--- begin Data provided ---
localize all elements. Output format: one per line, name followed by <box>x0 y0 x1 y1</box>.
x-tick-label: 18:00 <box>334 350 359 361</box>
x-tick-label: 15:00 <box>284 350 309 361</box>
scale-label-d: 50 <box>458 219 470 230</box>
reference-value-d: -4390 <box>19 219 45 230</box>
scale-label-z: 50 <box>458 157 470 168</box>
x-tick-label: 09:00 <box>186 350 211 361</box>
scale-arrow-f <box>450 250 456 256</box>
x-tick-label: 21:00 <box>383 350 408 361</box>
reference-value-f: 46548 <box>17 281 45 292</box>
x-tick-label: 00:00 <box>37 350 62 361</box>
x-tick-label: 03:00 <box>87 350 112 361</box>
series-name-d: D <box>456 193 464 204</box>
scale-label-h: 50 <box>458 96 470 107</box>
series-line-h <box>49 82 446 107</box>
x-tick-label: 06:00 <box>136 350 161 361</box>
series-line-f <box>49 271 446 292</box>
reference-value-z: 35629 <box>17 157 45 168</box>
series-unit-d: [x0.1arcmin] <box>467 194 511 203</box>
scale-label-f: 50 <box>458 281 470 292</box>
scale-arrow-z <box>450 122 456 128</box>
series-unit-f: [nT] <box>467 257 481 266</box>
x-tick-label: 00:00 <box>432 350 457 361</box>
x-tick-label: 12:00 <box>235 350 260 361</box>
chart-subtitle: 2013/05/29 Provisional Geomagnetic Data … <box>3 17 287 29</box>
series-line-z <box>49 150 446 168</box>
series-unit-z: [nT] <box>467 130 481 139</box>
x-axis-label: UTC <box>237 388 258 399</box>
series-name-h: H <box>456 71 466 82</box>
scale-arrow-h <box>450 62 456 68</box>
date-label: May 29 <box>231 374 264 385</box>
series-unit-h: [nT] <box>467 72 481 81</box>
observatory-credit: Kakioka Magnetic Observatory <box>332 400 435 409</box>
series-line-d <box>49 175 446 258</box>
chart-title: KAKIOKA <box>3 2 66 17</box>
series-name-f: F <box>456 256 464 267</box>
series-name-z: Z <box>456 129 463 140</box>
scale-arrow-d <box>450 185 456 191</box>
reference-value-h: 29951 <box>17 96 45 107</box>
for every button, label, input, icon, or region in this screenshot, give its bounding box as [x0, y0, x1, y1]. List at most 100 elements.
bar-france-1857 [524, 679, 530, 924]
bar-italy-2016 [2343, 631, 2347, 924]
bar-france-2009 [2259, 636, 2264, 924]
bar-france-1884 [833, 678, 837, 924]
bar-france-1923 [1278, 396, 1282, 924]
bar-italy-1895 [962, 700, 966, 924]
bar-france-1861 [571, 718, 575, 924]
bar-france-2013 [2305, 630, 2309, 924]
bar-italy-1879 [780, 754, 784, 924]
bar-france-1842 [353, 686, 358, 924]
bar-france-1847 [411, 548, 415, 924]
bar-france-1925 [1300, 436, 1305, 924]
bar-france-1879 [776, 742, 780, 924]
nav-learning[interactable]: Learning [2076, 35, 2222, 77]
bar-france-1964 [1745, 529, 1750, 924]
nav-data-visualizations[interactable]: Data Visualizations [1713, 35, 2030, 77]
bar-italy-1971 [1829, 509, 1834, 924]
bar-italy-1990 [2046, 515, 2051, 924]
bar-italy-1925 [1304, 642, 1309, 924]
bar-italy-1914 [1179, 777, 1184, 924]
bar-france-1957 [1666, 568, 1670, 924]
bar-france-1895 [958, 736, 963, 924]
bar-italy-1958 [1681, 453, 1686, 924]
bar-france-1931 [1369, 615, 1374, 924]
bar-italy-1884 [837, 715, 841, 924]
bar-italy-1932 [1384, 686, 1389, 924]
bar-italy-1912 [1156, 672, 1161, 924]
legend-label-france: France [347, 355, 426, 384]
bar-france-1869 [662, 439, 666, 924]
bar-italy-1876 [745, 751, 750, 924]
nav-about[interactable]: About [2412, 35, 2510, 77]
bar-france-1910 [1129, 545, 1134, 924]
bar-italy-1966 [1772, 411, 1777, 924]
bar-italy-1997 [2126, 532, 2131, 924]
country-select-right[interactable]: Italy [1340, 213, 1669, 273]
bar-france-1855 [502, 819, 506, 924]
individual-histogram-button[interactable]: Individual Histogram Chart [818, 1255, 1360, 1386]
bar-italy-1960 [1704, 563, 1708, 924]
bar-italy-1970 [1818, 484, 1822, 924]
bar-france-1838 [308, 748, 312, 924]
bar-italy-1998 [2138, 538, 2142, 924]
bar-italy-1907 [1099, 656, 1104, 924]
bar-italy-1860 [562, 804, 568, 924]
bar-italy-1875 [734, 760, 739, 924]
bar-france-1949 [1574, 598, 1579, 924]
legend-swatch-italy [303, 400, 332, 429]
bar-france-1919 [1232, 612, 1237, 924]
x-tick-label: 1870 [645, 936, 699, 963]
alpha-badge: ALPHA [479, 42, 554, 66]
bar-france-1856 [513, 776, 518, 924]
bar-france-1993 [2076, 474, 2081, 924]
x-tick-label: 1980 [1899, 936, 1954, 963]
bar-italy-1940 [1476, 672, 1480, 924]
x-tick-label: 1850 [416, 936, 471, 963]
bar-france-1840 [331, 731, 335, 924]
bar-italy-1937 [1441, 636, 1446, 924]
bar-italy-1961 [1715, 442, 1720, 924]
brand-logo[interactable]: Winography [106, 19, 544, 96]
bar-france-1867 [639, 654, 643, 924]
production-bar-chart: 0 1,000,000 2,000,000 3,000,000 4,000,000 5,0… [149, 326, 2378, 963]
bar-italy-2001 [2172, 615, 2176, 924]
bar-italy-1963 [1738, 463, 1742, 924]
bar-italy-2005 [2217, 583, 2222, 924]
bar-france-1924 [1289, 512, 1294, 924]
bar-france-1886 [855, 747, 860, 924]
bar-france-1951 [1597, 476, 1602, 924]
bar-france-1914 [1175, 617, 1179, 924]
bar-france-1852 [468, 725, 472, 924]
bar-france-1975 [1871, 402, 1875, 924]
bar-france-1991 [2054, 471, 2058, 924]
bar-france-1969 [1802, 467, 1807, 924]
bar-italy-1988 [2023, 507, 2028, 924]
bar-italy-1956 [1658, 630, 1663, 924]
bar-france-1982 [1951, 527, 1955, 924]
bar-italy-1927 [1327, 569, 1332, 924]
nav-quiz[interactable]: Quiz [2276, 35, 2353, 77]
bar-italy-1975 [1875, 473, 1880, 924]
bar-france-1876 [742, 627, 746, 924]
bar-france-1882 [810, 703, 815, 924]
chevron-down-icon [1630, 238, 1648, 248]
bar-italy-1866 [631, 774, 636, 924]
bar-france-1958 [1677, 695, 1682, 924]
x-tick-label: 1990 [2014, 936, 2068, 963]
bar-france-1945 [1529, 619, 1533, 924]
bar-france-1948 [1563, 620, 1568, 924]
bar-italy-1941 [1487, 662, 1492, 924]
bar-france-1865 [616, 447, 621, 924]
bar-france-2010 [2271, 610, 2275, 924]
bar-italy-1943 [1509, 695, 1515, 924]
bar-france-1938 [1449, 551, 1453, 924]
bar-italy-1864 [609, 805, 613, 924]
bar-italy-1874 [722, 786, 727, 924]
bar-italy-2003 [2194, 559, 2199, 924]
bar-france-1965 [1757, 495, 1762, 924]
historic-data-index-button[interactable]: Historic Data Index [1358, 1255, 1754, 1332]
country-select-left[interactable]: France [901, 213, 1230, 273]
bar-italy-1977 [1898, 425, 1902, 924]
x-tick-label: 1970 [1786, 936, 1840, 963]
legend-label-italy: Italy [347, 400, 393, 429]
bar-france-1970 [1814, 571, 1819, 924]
--- end Data provided ---
What is being asked :: Reproduce every line of the records above, character for character, leaving nothing out and changing nothing.

Result for this task ::
localize all elements. Output format: one per line, name followed by <box>x0 y0 x1 y1</box>.
x-tick-label: 18:00 <box>334 350 359 361</box>
x-tick-label: 15:00 <box>284 350 309 361</box>
scale-label-d: 50 <box>458 219 470 230</box>
reference-value-d: -4390 <box>19 219 45 230</box>
scale-label-z: 50 <box>458 157 470 168</box>
x-tick-label: 09:00 <box>186 350 211 361</box>
scale-arrow-f <box>450 250 456 256</box>
x-tick-label: 21:00 <box>383 350 408 361</box>
reference-value-f: 46548 <box>17 281 45 292</box>
x-tick-label: 00:00 <box>37 350 62 361</box>
x-tick-label: 03:00 <box>87 350 112 361</box>
series-name-d: D <box>456 193 464 204</box>
scale-label-h: 50 <box>458 96 470 107</box>
series-line-h <box>49 82 446 107</box>
x-tick-label: 06:00 <box>136 350 161 361</box>
series-line-f <box>49 271 446 292</box>
reference-value-z: 35629 <box>17 157 45 168</box>
series-unit-d: [x0.1arcmin] <box>467 194 511 203</box>
scale-label-f: 50 <box>458 281 470 292</box>
scale-arrow-z <box>450 122 456 128</box>
series-unit-f: [nT] <box>467 257 481 266</box>
x-tick-label: 00:00 <box>432 350 457 361</box>
x-tick-label: 12:00 <box>235 350 260 361</box>
chart-subtitle: 2013/05/29 Provisional Geomagnetic Data … <box>3 17 287 29</box>
series-line-z <box>49 150 446 168</box>
series-unit-z: [nT] <box>467 130 481 139</box>
x-axis-label: UTC <box>237 388 258 399</box>
series-name-h: H <box>456 71 466 82</box>
scale-arrow-h <box>450 62 456 68</box>
date-label: May 29 <box>231 374 264 385</box>
series-unit-h: [nT] <box>467 72 481 81</box>
observatory-credit: Kakioka Magnetic Observatory <box>332 400 435 409</box>
series-line-d <box>49 175 446 258</box>
chart-title: KAKIOKA <box>3 2 66 17</box>
series-name-f: F <box>456 256 464 267</box>
series-name-z: Z <box>456 129 463 140</box>
scale-arrow-d <box>450 185 456 191</box>
reference-value-h: 29951 <box>17 96 45 107</box>
for every button, label, input, icon, or region in this screenshot, give its bounding box as [x0, y0, x1, y1]. List at most 100 elements.
bar-france-1857 [524, 679, 530, 924]
bar-italy-2016 [2343, 631, 2347, 924]
bar-france-2009 [2259, 636, 2264, 924]
bar-france-1884 [833, 678, 837, 924]
bar-france-1923 [1278, 396, 1282, 924]
bar-italy-1895 [962, 700, 966, 924]
bar-france-1861 [571, 718, 575, 924]
bar-france-2013 [2305, 630, 2309, 924]
bar-italy-1879 [780, 754, 784, 924]
bar-france-1842 [353, 686, 358, 924]
bar-france-1847 [411, 548, 415, 924]
bar-france-1925 [1300, 436, 1305, 924]
bar-france-1879 [776, 742, 780, 924]
nav-learning[interactable]: Learning [2076, 35, 2222, 77]
bar-france-1964 [1745, 529, 1750, 924]
nav-data-visualizations[interactable]: Data Visualizations [1713, 35, 2030, 77]
bar-italy-1971 [1829, 509, 1834, 924]
bar-italy-1990 [2046, 515, 2051, 924]
bar-italy-1925 [1304, 642, 1309, 924]
bar-italy-1914 [1179, 777, 1184, 924]
bar-france-1957 [1666, 568, 1670, 924]
bar-france-1895 [958, 736, 963, 924]
bar-italy-1958 [1681, 453, 1686, 924]
bar-france-1931 [1369, 615, 1374, 924]
bar-italy-1884 [837, 715, 841, 924]
bar-italy-1932 [1384, 686, 1389, 924]
bar-italy-1912 [1156, 672, 1161, 924]
legend-label-france: France [347, 355, 426, 384]
bar-france-1869 [662, 439, 666, 924]
bar-italy-1876 [745, 751, 750, 924]
nav-about[interactable]: About [2412, 35, 2510, 77]
bar-france-1910 [1129, 545, 1134, 924]
bar-italy-1966 [1772, 411, 1777, 924]
bar-italy-1997 [2126, 532, 2131, 924]
country-select-right[interactable]: Italy [1340, 213, 1669, 273]
bar-france-1855 [502, 819, 506, 924]
individual-histogram-button[interactable]: Individual Histogram Chart [818, 1255, 1360, 1386]
bar-italy-1960 [1704, 563, 1708, 924]
bar-italy-1970 [1818, 484, 1822, 924]
bar-france-1838 [308, 748, 312, 924]
bar-italy-1998 [2138, 538, 2142, 924]
bar-italy-1907 [1099, 656, 1104, 924]
bar-italy-1860 [562, 804, 568, 924]
bar-italy-1875 [734, 760, 739, 924]
bar-france-1949 [1574, 598, 1579, 924]
legend-swatch-italy [303, 400, 332, 429]
bar-france-1919 [1232, 612, 1237, 924]
x-tick-label: 1870 [645, 936, 699, 963]
alpha-badge: ALPHA [479, 42, 554, 66]
bar-france-1856 [513, 776, 518, 924]
bar-france-1993 [2076, 474, 2081, 924]
x-tick-label: 1980 [1899, 936, 1954, 963]
bar-italy-1940 [1476, 672, 1480, 924]
x-tick-label: 1850 [416, 936, 471, 963]
bar-france-1840 [331, 731, 335, 924]
bar-italy-1937 [1441, 636, 1446, 924]
bar-italy-1961 [1715, 442, 1720, 924]
brand-logo[interactable]: Winography [106, 19, 544, 96]
bar-france-1867 [639, 654, 643, 924]
production-bar-chart: 0 1,000,000 2,000,000 3,000,000 4,000,000 5,0… [149, 326, 2378, 963]
bar-italy-2001 [2172, 615, 2176, 924]
bar-italy-1963 [1738, 463, 1742, 924]
bar-italy-2005 [2217, 583, 2222, 924]
bar-france-1924 [1289, 512, 1294, 924]
bar-france-1886 [855, 747, 860, 924]
bar-france-1951 [1597, 476, 1602, 924]
bar-france-1914 [1175, 617, 1179, 924]
bar-france-1852 [468, 725, 472, 924]
bar-france-1975 [1871, 402, 1875, 924]
bar-france-1991 [2054, 471, 2058, 924]
bar-france-1969 [1802, 467, 1807, 924]
bar-italy-1988 [2023, 507, 2028, 924]
bar-italy-1956 [1658, 630, 1663, 924]
bar-france-1982 [1951, 527, 1955, 924]
bar-italy-1927 [1327, 569, 1332, 924]
nav-quiz[interactable]: Quiz [2276, 35, 2353, 77]
bar-italy-1975 [1875, 473, 1880, 924]
bar-france-1876 [742, 627, 746, 924]
bar-france-1882 [810, 703, 815, 924]
chevron-down-icon [1630, 238, 1648, 248]
bar-italy-1866 [631, 774, 636, 924]
bar-france-1958 [1677, 695, 1682, 924]
x-tick-label: 1990 [2014, 936, 2068, 963]
bar-france-1945 [1529, 619, 1533, 924]
bar-france-1948 [1563, 620, 1568, 924]
bar-italy-1941 [1487, 662, 1492, 924]
bar-france-1865 [616, 447, 621, 924]
bar-france-2010 [2271, 610, 2275, 924]
bar-italy-1943 [1509, 695, 1515, 924]
bar-france-1938 [1449, 551, 1453, 924]
bar-italy-1864 [609, 805, 613, 924]
bar-italy-1874 [722, 786, 727, 924]
bar-italy-2003 [2194, 559, 2199, 924]
bar-france-1965 [1757, 495, 1762, 924]
historic-data-index-button[interactable]: Historic Data Index [1358, 1255, 1754, 1332]
country-select-left[interactable]: France [901, 213, 1230, 273]
bar-italy-1977 [1898, 425, 1902, 924]
x-tick-label: 1970 [1786, 936, 1840, 963]
legend-label-italy: Italy [347, 400, 393, 429]
bar-france-1970 [1814, 571, 1819, 924]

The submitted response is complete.